**Exercício escrito**
Copie os registros da linha que contém "Itemize the components" até a linha que contém "watermark-text: TheBottleneck.com bbox=[551, 6, 762, 32]", trocando "components" por "elements" e mantendo todo o resto igual. Deixe as imagens fora da resposta.

**Registros disponíveis**
● ● ●

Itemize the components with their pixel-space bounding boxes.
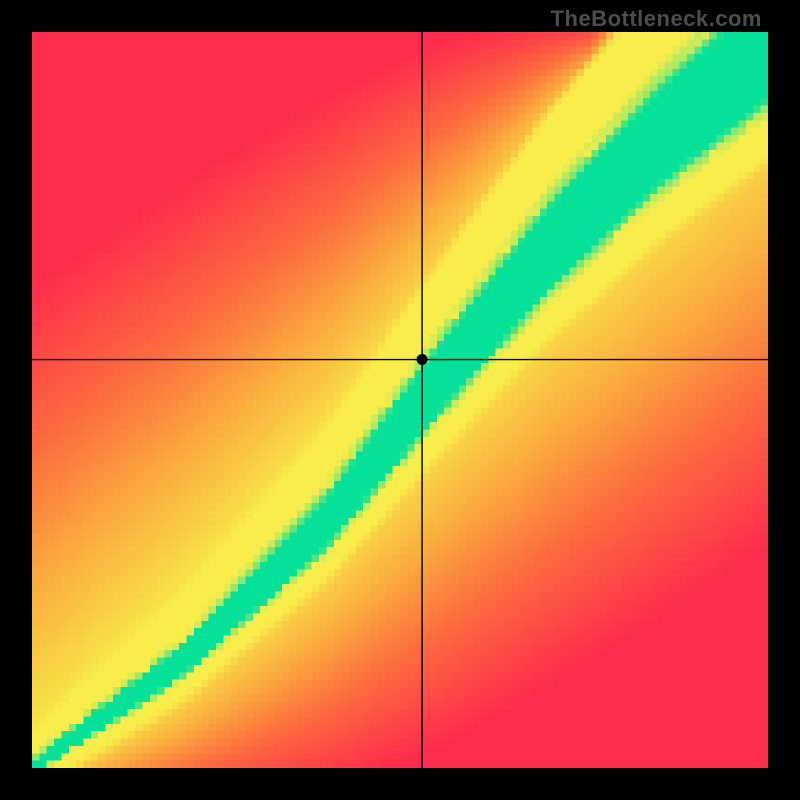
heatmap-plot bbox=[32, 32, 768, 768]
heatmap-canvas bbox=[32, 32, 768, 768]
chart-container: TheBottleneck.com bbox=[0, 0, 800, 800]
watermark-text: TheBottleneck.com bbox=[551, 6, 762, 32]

● ● ●

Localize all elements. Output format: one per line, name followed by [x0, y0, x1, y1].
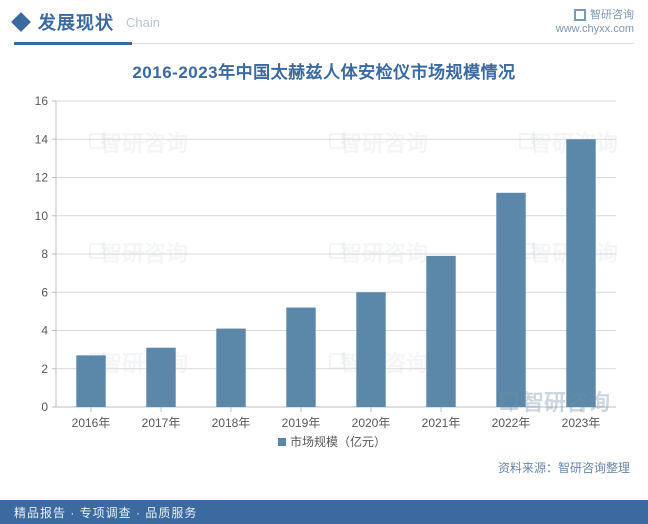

● ● ●

**Solução do exercício**
Itemize the elements with their pixel-space bounding boxes.
heatmap-plot bbox=[32, 32, 768, 768]
heatmap-canvas bbox=[32, 32, 768, 768]
chart-container: TheBottleneck.com bbox=[0, 0, 800, 800]
watermark-text: TheBottleneck.com bbox=[551, 6, 762, 32]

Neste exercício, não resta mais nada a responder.